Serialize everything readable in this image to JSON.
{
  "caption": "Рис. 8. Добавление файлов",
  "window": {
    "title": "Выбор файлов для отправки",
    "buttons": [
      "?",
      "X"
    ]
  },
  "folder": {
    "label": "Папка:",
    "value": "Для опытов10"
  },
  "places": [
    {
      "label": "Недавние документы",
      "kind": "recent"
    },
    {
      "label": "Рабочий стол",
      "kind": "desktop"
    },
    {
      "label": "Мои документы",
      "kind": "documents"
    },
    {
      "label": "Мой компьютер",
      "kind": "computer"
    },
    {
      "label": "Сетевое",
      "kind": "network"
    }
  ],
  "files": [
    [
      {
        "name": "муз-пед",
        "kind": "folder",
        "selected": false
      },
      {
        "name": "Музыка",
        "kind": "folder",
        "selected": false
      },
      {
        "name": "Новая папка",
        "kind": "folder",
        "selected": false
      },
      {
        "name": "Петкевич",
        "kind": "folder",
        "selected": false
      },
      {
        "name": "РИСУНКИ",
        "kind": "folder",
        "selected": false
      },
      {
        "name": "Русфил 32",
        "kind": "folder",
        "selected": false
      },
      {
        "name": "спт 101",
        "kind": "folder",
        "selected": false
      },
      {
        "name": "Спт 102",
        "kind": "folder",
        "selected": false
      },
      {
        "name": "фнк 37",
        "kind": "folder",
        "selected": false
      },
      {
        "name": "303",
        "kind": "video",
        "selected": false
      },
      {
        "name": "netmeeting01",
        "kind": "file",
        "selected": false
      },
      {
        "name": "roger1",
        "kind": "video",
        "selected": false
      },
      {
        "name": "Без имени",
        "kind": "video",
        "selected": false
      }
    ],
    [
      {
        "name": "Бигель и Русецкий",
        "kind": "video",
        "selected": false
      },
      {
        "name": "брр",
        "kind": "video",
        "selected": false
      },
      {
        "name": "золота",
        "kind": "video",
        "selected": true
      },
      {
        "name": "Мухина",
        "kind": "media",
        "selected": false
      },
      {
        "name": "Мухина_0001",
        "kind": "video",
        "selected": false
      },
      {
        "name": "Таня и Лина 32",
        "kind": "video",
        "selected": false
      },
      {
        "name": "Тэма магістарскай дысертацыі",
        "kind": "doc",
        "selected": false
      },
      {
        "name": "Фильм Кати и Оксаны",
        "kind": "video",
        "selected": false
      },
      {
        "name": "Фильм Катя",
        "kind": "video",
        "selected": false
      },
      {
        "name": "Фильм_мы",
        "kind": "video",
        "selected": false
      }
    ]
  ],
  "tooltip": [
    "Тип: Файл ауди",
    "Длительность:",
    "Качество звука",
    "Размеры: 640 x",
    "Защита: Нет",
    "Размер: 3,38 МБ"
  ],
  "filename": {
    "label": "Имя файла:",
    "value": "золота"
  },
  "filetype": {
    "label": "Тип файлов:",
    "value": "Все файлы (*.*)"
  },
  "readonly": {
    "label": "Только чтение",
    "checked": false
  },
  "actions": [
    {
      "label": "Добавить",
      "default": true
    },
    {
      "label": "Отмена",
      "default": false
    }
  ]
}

______________________________

What you have to do ::
Nothing in the listing may be changed; retype it all exactly.

Task solution ::
Serialize everything readable in this image to JSON.
{
  "caption": "Рис. 8. Добавление файлов",
  "window": {
    "title": "Выбор файлов для отправки",
    "buttons": [
      "?",
      "X"
    ]
  },
  "folder": {
    "label": "Папка:",
    "value": "Для опытов10"
  },
  "places": [
    {
      "label": "Недавние документы",
      "kind": "recent"
    },
    {
      "label": "Рабочий стол",
      "kind": "desktop"
    },
    {
      "label": "Мои документы",
      "kind": "documents"
    },
    {
      "label": "Мой компьютер",
      "kind": "computer"
    },
    {
      "label": "Сетевое",
      "kind": "network"
    }
  ],
  "files": [
    [
      {
        "name": "муз-пед",
        "kind": "folder",
        "selected": false
      },
      {
        "name": "Музыка",
        "kind": "folder",
        "selected": false
      },
      {
        "name": "Новая папка",
        "kind": "folder",
        "selected": false
      },
      {
        "name": "Петкевич",
        "kind": "folder",
        "selected": false
      },
      {
        "name": "РИСУНКИ",
        "kind": "folder",
        "selected": false
      },
      {
        "name": "Русфил 32",
        "kind": "folder",
        "selected": false
      },
      {
        "name": "спт 101",
        "kind": "folder",
        "selected": false
      },
      {
        "name": "Спт 102",
        "kind": "folder",
        "selected": false
      },
      {
        "name": "фнк 37",
        "kind": "folder",
        "selected": false
      },
      {
        "name": "303",
        "kind": "video",
        "selected": false
      },
      {
        "name": "netmeeting01",
        "kind": "file",
        "selected": false
      },
      {
        "name": "roger1",
        "kind": "video",
        "selected": false
      },
      {
        "name": "Без имени",
        "kind": "video",
        "selected": false
      }
    ],
    [
      {
        "name": "Бигель и Русецкий",
        "kind": "video",
        "selected": false
      },
      {
        "name": "брр",
        "kind": "video",
        "selected": false
      },
      {
        "name": "золота",
        "kind": "video",
        "selected": true
      },
      {
        "name": "Мухина",
        "kind": "media",
        "selected": false
      },
      {
        "name": "Мухина_0001",
        "kind": "video",
        "selected": false
      },
      {
        "name": "Таня и Лина 32",
        "kind": "video",
        "selected": false
      },
      {
        "name": "Тэма магістарскай дысертацыі",
        "kind": "doc",
        "selected": false
      },
      {
        "name": "Фильм Кати и Оксаны",
        "kind": "video",
        "selected": false
      },
      {
        "name": "Фильм Катя",
        "kind": "video",
        "selected": false
      },
      {
        "name": "Фильм_мы",
        "kind": "video",
        "selected": false
      }
    ]
  ],
  "tooltip": [
    "Тип: Файл ауди",
    "Длительность:",
    "Качество звука",
    "Размеры: 640 x",
    "Защита: Нет",
    "Размер: 3,38 МБ"
  ],
  "filename": {
    "label": "Имя файла:",
    "value": "золота"
  },
  "filetype": {
    "label": "Тип файлов:",
    "value": "Все файлы (*.*)"
  },
  "readonly": {
    "label": "Только чтение",
    "checked": false
  },
  "actions": [
    {
      "label": "Добавить",
      "default": true
    },
    {
      "label": "Отмена",
      "default": false
    }
  ]
}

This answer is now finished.